▸ Activity:
Reproduce the passage of the forum thread on the Uber app's screen overlay from "I invite you" to "app causing it." word for word.

▸ Passage to read:
■ ■ ■ ■
# New Uber app uses screen overlay the way viruses do, wouldn't surprise me if they cloak and dagger



## The Entomologist (Sep 23, 2018)

Turns out Uber is using hacking tactics in their latest app revamp, this is for android users, screen overlay permission is forced onto the user for the app to work, the app then takes control over your entire phone leaving it's overlay to block you from doing anything, this behavior was first observed in cloak and dagger attacks, a style of the dreaded Internet browser full screen/perma pop ups from back in the days, it looks like they decided to make it part of their app.

https://forums.androidcentral.com/s...cant-get-rid-pop-up-ads-take-over-screen.html

To give you an idea.

To observe this curious new feature:

Go online, turn off your location and then minimize the app or, hell try to go anywhere (settings/apps) or try to open another app, the overlay blocks everything.

I invite you to report this to Google, go to the playstore and find "uber driver", at the top right 3 dots "flag as inappropriate", select "harmful to device" and explain their overlay blocks you from doing anything on your phone, even turning off the app causing it.

With your help we can keep viruses off the play store and make the world a better place, thank you.


----------



## jgiun1 (Oct 16, 2017)

The Entomologist said:


> Turns out Uber is using hacking tactics in their latest app revamp, this is for android users, screen overlay permission is forced onto the user for the app to work, the app then takes control over your entire phone leaving it's overlay to block you from doing anything, this behavior was first observed in cloak and dagger attacks, a style of the dreaded Internet browser full screen/perma pop ups from back in the days, it looks like they decided to make it part of their app.
> 
> https://forums.androidcentral.com/s...cant-get-rid-pop-up-ads-take-over-screen.html
> 
> ...


I did it on iphone and it just popped up a message about neededing it on.....I went online, turned off the location and everything worked normal.....maybe it's just android


----------



## The Entomologist (Sep 23, 2018)

jgiun1 said:


> I did it on iphone and it just popped up a message about neededing it on.....I went online, turned off the location and everything worked normal.....maybe it's just android


Yeah, Apple has more control over that than Google, still... devs know they aren't supposed to do that on their apps.


----------
■ ■ ■ ■
▸ Entries provided:
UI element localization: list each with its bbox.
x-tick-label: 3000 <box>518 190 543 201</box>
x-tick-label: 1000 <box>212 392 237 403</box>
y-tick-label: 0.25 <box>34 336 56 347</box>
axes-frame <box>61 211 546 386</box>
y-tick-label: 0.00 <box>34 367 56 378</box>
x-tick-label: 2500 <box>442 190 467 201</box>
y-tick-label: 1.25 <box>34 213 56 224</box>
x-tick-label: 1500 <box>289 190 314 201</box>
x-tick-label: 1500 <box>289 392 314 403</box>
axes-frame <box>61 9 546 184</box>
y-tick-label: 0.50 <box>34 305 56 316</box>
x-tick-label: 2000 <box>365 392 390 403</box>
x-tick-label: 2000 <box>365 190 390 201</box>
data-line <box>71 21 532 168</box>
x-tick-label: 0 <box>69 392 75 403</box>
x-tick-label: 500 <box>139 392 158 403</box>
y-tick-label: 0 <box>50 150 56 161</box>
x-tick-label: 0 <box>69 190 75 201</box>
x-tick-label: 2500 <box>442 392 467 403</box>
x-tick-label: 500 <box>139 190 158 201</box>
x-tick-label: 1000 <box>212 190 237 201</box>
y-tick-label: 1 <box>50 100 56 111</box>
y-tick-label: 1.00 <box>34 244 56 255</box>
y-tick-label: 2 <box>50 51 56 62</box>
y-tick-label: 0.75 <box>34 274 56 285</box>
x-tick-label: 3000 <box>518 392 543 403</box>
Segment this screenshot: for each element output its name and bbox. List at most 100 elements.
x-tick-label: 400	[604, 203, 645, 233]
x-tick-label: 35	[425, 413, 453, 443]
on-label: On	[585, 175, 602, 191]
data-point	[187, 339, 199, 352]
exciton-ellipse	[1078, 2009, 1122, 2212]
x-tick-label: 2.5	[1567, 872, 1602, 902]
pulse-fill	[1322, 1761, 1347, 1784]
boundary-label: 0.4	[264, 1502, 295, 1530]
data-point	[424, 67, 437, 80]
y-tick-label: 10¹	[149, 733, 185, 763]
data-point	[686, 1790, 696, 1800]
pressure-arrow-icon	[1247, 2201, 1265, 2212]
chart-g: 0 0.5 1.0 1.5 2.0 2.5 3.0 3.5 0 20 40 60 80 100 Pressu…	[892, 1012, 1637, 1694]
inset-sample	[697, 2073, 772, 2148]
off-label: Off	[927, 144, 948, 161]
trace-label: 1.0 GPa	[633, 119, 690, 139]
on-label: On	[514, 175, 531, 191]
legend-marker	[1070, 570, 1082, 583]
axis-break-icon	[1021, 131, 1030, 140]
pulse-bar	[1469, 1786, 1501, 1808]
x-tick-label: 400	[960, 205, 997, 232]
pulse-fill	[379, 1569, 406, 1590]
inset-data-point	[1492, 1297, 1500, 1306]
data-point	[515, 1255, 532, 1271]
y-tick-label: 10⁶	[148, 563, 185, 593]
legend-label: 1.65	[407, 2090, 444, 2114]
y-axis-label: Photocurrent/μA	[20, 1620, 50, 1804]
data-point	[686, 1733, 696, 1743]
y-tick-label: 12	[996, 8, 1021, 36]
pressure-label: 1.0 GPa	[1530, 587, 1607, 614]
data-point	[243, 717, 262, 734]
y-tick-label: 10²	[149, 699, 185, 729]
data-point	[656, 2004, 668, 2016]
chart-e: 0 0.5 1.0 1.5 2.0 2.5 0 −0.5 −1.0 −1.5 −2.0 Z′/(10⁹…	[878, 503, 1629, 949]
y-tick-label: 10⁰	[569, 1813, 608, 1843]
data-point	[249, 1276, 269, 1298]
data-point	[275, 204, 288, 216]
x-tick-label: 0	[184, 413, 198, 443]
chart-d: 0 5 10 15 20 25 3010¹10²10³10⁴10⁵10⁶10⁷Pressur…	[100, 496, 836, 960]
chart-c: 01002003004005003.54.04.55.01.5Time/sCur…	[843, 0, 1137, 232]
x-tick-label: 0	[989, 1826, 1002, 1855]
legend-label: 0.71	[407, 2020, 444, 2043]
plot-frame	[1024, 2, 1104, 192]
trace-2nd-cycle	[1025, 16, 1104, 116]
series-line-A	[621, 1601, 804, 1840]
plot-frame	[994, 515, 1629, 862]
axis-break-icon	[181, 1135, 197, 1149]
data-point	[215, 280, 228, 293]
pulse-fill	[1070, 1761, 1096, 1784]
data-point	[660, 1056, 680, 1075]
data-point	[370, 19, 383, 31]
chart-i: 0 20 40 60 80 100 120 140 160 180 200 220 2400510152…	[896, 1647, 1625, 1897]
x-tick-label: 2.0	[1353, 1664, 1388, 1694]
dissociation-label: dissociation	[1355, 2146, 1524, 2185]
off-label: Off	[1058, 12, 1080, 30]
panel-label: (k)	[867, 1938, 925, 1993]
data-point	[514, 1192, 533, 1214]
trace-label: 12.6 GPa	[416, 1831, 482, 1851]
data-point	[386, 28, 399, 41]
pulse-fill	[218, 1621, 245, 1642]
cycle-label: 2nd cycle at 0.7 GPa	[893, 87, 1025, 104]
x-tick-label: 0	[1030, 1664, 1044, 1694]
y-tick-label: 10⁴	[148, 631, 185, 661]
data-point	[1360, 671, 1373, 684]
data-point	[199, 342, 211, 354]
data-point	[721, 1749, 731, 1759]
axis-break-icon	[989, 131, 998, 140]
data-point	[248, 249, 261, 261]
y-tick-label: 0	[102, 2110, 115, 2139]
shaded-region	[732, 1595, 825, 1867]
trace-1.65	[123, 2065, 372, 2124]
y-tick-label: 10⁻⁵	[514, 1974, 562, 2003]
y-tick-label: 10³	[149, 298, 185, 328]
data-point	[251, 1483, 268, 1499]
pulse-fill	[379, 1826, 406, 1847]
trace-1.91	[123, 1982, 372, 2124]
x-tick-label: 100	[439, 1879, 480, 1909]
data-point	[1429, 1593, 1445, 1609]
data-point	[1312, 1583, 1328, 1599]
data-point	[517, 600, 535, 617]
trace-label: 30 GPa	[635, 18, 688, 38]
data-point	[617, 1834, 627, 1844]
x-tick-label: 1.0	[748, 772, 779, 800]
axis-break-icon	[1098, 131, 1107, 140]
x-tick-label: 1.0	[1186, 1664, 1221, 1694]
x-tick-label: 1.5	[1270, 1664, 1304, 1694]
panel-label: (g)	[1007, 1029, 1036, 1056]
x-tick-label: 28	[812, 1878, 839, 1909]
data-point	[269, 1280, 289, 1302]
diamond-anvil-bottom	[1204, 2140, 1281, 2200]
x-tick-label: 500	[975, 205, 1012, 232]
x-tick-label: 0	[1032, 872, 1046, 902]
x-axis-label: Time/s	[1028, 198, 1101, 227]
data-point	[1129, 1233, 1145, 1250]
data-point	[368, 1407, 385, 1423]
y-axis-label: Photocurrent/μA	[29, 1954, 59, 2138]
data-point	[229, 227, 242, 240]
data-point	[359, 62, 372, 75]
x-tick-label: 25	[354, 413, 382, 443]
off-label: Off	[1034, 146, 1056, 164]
■ ■ ■ ■
▸ Exercise result:
I invite you to report this to Google, go to the playstore and find "uber driver", at the top right 3 dots "flag as inappropriate", select "harmful to device" and explain their overlay blocks you from doing anything on your phone, even turning off the app causing it.